• _Short exercise_: The answer is a single number: how many lines hold the string "material".

• _Record list_:
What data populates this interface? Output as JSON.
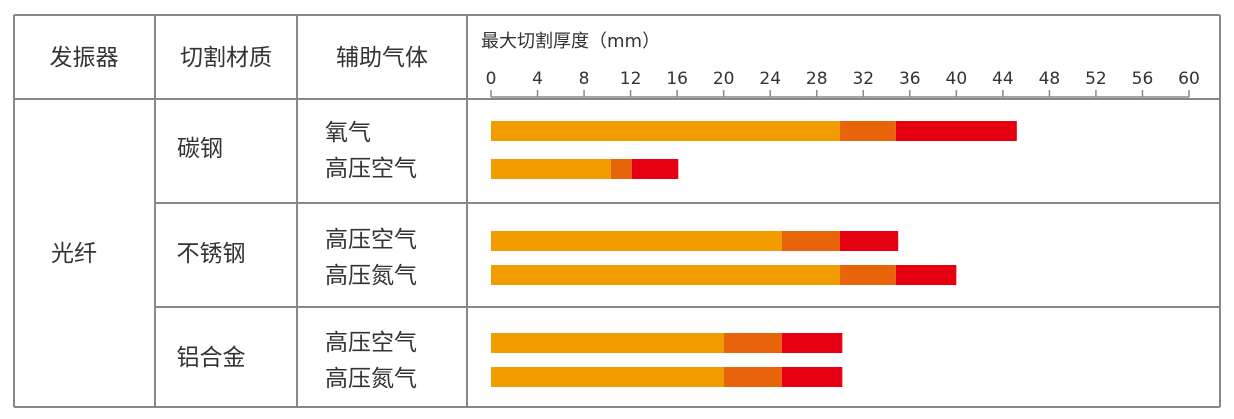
{
  "headers": {
    "oscillator": "发振器",
    "material": "切割材质",
    "gas": "辅助气体"
  },
  "oscillator_value": "光纤",
  "colors": {
    "low": "#f39c00",
    "mid": "#e8640a",
    "high": "#e50012",
    "grid": "#888888"
  },
  "chart_data": {
    "type": "bar",
    "orientation": "horizontal",
    "stacked": true,
    "title": "最大切割厚度（mm）",
    "x_ticks": [
      "0",
      "4",
      "8",
      "12",
      "16",
      "20",
      "24",
      "28",
      "32",
      "36",
      "40",
      "44",
      "48",
      "52",
      "56",
      "60"
    ],
    "xlim": [
      0,
      60
    ],
    "groups": [
      {
        "material": "碳钢",
        "rows": [
          {
            "gas": "氧气",
            "segments": [
              30,
              4.8,
              10.4
            ]
          },
          {
            "gas": "高压空气",
            "segments": [
              10.3,
              1.8,
              4
            ]
          }
        ]
      },
      {
        "material": "不锈钢",
        "rows": [
          {
            "gas": "高压空气",
            "segments": [
              25,
              5,
              5
            ]
          },
          {
            "gas": "高压氮气",
            "segments": [
              30,
              4.8,
              5.2
            ]
          }
        ]
      },
      {
        "material": "铝合金",
        "rows": [
          {
            "gas": "高压空气",
            "segments": [
              20,
              5,
              5.2
            ]
          },
          {
            "gas": "高压氮气",
            "segments": [
              20,
              5,
              5.2
            ]
          }
        ]
      }
    ]
  }
}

• _Result of the exercise_: 4